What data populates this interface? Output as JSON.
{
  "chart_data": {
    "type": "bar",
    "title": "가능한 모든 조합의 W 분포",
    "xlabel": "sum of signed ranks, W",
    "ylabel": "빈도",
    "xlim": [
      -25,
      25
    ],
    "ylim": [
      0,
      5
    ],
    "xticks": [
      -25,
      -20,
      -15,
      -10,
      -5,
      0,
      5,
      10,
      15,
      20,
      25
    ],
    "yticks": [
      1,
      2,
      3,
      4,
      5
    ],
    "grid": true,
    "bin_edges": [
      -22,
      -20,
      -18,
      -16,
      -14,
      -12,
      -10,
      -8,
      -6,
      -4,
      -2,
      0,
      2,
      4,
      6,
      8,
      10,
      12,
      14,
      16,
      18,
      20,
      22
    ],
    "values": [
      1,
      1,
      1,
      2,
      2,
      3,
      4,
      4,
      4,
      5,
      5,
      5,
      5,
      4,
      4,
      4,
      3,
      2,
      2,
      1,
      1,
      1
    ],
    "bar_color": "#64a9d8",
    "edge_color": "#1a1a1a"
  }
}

-=-=-

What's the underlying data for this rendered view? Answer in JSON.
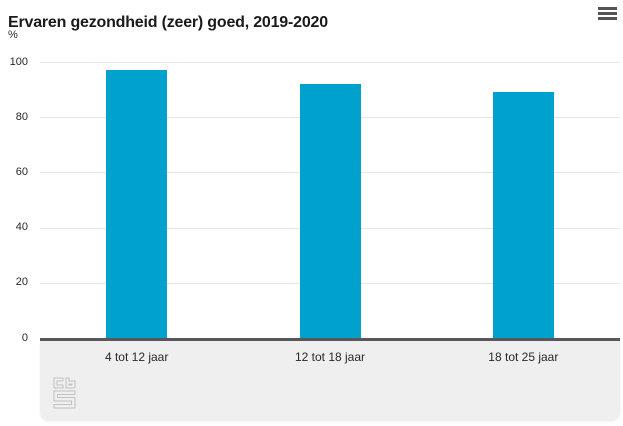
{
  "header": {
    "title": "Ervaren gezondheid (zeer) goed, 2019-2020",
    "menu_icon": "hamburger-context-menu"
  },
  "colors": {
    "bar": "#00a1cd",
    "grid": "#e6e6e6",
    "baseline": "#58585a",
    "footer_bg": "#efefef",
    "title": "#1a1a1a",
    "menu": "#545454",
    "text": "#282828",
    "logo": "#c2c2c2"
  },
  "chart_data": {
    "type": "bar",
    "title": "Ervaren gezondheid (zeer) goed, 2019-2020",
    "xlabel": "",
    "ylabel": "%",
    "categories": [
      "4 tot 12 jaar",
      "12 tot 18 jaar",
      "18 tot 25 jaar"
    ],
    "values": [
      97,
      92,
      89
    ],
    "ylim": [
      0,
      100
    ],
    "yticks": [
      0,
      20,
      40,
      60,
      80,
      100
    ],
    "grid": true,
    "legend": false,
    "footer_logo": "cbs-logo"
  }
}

-=-=-

The answer is a single number, the count of lines in the records that contain the string "JSON".

2